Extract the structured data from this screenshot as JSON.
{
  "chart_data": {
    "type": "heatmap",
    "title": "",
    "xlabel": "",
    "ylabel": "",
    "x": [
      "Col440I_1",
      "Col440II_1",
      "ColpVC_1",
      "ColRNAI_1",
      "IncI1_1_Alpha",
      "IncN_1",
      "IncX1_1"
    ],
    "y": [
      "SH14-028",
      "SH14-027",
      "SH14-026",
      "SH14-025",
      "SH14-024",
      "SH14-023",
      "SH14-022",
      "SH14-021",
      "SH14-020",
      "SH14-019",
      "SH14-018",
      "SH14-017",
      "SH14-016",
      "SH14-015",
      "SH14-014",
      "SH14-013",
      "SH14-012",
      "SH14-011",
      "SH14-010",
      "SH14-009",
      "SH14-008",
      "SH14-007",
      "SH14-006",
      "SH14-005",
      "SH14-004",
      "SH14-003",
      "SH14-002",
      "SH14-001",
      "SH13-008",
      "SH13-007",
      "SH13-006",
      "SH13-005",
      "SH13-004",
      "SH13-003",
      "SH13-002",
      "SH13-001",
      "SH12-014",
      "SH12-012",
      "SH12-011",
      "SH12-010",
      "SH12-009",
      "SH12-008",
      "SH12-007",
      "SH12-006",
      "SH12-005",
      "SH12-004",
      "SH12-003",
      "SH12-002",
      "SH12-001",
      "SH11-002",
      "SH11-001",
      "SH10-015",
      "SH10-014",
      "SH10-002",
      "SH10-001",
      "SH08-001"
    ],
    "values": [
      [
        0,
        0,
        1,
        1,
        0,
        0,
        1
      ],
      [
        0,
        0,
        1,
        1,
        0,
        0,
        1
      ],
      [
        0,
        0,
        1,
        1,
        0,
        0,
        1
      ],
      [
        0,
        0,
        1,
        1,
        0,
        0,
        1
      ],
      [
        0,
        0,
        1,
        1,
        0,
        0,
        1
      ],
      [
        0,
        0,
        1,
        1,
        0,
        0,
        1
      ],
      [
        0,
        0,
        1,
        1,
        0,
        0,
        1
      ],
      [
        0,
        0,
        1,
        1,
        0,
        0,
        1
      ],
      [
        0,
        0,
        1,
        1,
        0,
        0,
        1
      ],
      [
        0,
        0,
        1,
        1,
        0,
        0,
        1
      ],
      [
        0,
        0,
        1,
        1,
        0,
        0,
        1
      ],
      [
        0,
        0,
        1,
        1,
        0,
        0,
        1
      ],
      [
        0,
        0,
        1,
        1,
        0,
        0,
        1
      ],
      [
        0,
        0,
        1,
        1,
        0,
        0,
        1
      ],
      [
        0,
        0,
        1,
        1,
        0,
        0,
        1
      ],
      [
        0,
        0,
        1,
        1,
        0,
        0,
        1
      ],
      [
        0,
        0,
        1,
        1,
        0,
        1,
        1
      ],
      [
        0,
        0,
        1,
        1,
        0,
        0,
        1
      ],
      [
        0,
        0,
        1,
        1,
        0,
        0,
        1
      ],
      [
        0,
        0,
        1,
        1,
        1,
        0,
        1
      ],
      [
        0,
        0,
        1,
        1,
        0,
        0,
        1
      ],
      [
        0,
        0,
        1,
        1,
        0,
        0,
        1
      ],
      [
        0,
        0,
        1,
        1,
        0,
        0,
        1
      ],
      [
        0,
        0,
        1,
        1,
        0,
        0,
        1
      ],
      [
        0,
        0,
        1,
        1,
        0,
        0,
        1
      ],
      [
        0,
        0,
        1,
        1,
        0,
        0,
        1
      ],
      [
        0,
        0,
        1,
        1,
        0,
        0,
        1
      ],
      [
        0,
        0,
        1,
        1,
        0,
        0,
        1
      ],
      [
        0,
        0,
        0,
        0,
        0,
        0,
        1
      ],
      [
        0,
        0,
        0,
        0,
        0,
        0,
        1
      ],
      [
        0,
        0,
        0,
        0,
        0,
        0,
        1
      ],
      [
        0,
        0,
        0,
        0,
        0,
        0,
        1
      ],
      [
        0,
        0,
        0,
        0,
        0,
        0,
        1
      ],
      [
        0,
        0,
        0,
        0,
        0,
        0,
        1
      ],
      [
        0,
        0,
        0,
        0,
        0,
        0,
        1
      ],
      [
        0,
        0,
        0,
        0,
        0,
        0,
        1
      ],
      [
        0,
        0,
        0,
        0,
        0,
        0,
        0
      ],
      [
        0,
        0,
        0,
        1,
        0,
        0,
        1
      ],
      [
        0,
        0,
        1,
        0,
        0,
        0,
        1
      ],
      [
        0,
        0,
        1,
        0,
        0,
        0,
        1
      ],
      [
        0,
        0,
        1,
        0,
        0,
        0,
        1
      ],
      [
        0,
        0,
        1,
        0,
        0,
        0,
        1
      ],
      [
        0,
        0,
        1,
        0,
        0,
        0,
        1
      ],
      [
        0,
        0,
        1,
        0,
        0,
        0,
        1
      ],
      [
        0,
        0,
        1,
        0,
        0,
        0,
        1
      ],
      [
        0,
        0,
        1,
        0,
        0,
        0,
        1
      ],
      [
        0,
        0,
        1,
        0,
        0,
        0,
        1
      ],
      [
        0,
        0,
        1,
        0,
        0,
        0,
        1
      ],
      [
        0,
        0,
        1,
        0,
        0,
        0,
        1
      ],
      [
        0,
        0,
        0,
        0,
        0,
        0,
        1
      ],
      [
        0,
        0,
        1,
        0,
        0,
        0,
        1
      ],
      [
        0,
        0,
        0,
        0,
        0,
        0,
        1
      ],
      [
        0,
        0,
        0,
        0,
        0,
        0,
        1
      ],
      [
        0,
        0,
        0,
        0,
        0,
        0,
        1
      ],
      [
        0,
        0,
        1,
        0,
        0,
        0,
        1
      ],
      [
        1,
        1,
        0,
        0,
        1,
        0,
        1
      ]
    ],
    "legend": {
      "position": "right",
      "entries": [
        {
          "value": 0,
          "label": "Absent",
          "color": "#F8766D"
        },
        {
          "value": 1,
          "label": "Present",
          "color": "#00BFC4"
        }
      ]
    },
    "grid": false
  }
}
....
TASK OBJECTIVE: Every entry must be retyped in full, exactly as given.

FULL ANSWER:
Extract the structured data from this screenshot as JSON.
{
  "chart_data": {
    "type": "heatmap",
    "title": "",
    "xlabel": "",
    "ylabel": "",
    "x": [
      "Col440I_1",
      "Col440II_1",
      "ColpVC_1",
      "ColRNAI_1",
      "IncI1_1_Alpha",
      "IncN_1",
      "IncX1_1"
    ],
    "y": [
      "SH14-028",
      "SH14-027",
      "SH14-026",
      "SH14-025",
      "SH14-024",
      "SH14-023",
      "SH14-022",
      "SH14-021",
      "SH14-020",
      "SH14-019",
      "SH14-018",
      "SH14-017",
      "SH14-016",
      "SH14-015",
      "SH14-014",
      "SH14-013",
      "SH14-012",
      "SH14-011",
      "SH14-010",
      "SH14-009",
      "SH14-008",
      "SH14-007",
      "SH14-006",
      "SH14-005",
      "SH14-004",
      "SH14-003",
      "SH14-002",
      "SH14-001",
      "SH13-008",
      "SH13-007",
      "SH13-006",
      "SH13-005",
      "SH13-004",
      "SH13-003",
      "SH13-002",
      "SH13-001",
      "SH12-014",
      "SH12-012",
      "SH12-011",
      "SH12-010",
      "SH12-009",
      "SH12-008",
      "SH12-007",
      "SH12-006",
      "SH12-005",
      "SH12-004",
      "SH12-003",
      "SH12-002",
      "SH12-001",
      "SH11-002",
      "SH11-001",
      "SH10-015",
      "SH10-014",
      "SH10-002",
      "SH10-001",
      "SH08-001"
    ],
    "values": [
      [
        0,
        0,
        1,
        1,
        0,
        0,
        1
      ],
      [
        0,
        0,
        1,
        1,
        0,
        0,
        1
      ],
      [
        0,
        0,
        1,
        1,
        0,
        0,
        1
      ],
      [
        0,
        0,
        1,
        1,
        0,
        0,
        1
      ],
      [
        0,
        0,
        1,
        1,
        0,
        0,
        1
      ],
      [
        0,
        0,
        1,
        1,
        0,
        0,
        1
      ],
      [
        0,
        0,
        1,
        1,
        0,
        0,
        1
      ],
      [
        0,
        0,
        1,
        1,
        0,
        0,
        1
      ],
      [
        0,
        0,
        1,
        1,
        0,
        0,
        1
      ],
      [
        0,
        0,
        1,
        1,
        0,
        0,
        1
      ],
      [
        0,
        0,
        1,
        1,
        0,
        0,
        1
      ],
      [
        0,
        0,
        1,
        1,
        0,
        0,
        1
      ],
      [
        0,
        0,
        1,
        1,
        0,
        0,
        1
      ],
      [
        0,
        0,
        1,
        1,
        0,
        0,
        1
      ],
      [
        0,
        0,
        1,
        1,
        0,
        0,
        1
      ],
      [
        0,
        0,
        1,
        1,
        0,
        0,
        1
      ],
      [
        0,
        0,
        1,
        1,
        0,
        1,
        1
      ],
      [
        0,
        0,
        1,
        1,
        0,
        0,
        1
      ],
      [
        0,
        0,
        1,
        1,
        0,
        0,
        1
      ],
      [
        0,
        0,
        1,
        1,
        1,
        0,
        1
      ],
      [
        0,
        0,
        1,
        1,
        0,
        0,
        1
      ],
      [
        0,
        0,
        1,
        1,
        0,
        0,
        1
      ],
      [
        0,
        0,
        1,
        1,
        0,
        0,
        1
      ],
      [
        0,
        0,
        1,
        1,
        0,
        0,
        1
      ],
      [
        0,
        0,
        1,
        1,
        0,
        0,
        1
      ],
      [
        0,
        0,
        1,
        1,
        0,
        0,
        1
      ],
      [
        0,
        0,
        1,
        1,
        0,
        0,
        1
      ],
      [
        0,
        0,
        1,
        1,
        0,
        0,
        1
      ],
      [
        0,
        0,
        0,
        0,
        0,
        0,
        1
      ],
      [
        0,
        0,
        0,
        0,
        0,
        0,
        1
      ],
      [
        0,
        0,
        0,
        0,
        0,
        0,
        1
      ],
      [
        0,
        0,
        0,
        0,
        0,
        0,
        1
      ],
      [
        0,
        0,
        0,
        0,
        0,
        0,
        1
      ],
      [
        0,
        0,
        0,
        0,
        0,
        0,
        1
      ],
      [
        0,
        0,
        0,
        0,
        0,
        0,
        1
      ],
      [
        0,
        0,
        0,
        0,
        0,
        0,
        1
      ],
      [
        0,
        0,
        0,
        0,
        0,
        0,
        0
      ],
      [
        0,
        0,
        0,
        1,
        0,
        0,
        1
      ],
      [
        0,
        0,
        1,
        0,
        0,
        0,
        1
      ],
      [
        0,
        0,
        1,
        0,
        0,
        0,
        1
      ],
      [
        0,
        0,
        1,
        0,
        0,
        0,
        1
      ],
      [
        0,
        0,
        1,
        0,
        0,
        0,
        1
      ],
      [
        0,
        0,
        1,
        0,
        0,
        0,
        1
      ],
      [
        0,
        0,
        1,
        0,
        0,
        0,
        1
      ],
      [
        0,
        0,
        1,
        0,
        0,
        0,
        1
      ],
      [
        0,
        0,
        1,
        0,
        0,
        0,
        1
      ],
      [
        0,
        0,
        1,
        0,
        0,
        0,
        1
      ],
      [
        0,
        0,
        1,
        0,
        0,
        0,
        1
      ],
      [
        0,
        0,
        1,
        0,
        0,
        0,
        1
      ],
      [
        0,
        0,
        0,
        0,
        0,
        0,
        1
      ],
      [
        0,
        0,
        1,
        0,
        0,
        0,
        1
      ],
      [
        0,
        0,
        0,
        0,
        0,
        0,
        1
      ],
      [
        0,
        0,
        0,
        0,
        0,
        0,
        1
      ],
      [
        0,
        0,
        0,
        0,
        0,
        0,
        1
      ],
      [
        0,
        0,
        1,
        0,
        0,
        0,
        1
      ],
      [
        1,
        1,
        0,
        0,
        1,
        0,
        1
      ]
    ],
    "legend": {
      "position": "right",
      "entries": [
        {
          "value": 0,
          "label": "Absent",
          "color": "#F8766D"
        },
        {
          "value": 1,
          "label": "Present",
          "color": "#00BFC4"
        }
      ]
    },
    "grid": false
  }
}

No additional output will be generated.